Objective: Scan the records for the word "valid". Copy each line that includes it.

──────── Given records

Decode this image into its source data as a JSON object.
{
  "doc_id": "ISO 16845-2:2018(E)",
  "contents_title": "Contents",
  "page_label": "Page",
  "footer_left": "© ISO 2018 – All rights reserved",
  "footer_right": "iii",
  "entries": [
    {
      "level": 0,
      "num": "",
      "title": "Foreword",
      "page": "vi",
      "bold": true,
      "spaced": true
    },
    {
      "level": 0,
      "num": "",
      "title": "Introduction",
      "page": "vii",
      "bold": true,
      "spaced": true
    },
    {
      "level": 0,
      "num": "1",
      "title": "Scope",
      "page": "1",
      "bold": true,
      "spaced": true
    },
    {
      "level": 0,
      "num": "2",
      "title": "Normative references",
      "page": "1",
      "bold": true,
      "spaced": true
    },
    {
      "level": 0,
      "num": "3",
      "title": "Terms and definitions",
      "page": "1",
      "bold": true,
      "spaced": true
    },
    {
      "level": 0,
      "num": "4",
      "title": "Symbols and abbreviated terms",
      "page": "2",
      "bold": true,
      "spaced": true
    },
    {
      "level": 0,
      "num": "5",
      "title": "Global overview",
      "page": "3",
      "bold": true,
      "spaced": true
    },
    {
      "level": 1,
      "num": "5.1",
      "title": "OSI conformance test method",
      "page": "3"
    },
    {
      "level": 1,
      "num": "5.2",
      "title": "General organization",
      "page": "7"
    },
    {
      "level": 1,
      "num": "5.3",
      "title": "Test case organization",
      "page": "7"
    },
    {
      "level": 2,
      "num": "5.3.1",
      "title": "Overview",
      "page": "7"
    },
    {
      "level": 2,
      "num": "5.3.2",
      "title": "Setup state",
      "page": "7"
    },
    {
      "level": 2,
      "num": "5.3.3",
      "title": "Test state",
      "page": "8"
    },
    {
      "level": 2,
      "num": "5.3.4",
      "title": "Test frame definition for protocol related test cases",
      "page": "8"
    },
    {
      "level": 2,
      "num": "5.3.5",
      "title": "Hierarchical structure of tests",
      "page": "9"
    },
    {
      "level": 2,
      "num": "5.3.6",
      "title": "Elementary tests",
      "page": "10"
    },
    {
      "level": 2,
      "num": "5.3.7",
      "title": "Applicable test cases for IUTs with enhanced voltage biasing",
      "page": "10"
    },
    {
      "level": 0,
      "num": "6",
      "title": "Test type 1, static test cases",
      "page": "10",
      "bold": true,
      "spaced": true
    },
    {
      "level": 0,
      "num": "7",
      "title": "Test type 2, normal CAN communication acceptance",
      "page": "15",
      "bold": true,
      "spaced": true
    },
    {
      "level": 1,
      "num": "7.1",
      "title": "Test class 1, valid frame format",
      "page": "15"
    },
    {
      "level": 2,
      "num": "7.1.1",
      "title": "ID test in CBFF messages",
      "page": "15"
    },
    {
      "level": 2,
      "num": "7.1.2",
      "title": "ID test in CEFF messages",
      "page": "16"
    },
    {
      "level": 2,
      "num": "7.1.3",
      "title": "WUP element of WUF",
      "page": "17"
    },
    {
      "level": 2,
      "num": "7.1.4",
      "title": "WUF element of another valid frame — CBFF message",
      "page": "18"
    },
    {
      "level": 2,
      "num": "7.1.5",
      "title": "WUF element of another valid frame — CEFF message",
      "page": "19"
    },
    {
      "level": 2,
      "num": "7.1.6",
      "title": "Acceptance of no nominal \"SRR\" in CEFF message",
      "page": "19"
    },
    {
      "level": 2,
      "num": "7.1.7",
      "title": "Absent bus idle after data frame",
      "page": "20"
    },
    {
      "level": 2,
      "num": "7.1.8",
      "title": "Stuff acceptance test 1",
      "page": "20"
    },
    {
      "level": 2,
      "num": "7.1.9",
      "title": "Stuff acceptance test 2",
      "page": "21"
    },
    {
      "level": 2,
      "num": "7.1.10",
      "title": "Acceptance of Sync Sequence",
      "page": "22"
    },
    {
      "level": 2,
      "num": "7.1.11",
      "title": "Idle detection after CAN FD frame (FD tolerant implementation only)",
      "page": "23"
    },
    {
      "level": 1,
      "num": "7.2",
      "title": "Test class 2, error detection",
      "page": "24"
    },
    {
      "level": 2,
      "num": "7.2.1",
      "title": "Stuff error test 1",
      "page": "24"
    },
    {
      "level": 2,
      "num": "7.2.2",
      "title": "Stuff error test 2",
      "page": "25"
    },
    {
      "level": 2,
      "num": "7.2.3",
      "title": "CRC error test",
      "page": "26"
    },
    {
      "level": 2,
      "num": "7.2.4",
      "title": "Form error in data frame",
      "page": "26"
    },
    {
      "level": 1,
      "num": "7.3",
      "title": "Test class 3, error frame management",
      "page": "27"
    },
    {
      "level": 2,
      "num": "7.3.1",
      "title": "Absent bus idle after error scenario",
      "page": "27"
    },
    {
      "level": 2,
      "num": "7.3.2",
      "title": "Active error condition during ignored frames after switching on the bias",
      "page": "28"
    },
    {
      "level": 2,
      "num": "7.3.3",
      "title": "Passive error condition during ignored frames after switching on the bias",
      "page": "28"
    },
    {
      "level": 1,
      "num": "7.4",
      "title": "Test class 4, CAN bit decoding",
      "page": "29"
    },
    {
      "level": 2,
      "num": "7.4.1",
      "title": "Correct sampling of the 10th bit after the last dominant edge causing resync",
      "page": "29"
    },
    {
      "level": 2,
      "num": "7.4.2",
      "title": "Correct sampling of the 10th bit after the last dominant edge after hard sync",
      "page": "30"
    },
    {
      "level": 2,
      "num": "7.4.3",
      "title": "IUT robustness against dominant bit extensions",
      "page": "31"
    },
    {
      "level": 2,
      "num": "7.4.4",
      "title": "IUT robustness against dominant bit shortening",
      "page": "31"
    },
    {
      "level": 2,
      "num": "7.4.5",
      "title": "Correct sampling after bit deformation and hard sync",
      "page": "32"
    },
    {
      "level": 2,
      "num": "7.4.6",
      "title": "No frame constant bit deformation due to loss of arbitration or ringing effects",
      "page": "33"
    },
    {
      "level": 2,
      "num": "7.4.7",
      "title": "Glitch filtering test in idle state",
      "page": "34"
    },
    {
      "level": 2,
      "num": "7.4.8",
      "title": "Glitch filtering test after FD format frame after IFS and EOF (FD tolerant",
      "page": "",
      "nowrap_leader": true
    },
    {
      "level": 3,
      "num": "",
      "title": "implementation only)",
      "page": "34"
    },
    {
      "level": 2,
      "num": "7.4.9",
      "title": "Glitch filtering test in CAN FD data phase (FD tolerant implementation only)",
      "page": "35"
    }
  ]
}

────────────────

Output below:
      "title": "Test class 1, valid frame format",
      "title": "WUF element of another valid frame — CBFF message",
      "title": "WUF element of another valid frame — CEFF message",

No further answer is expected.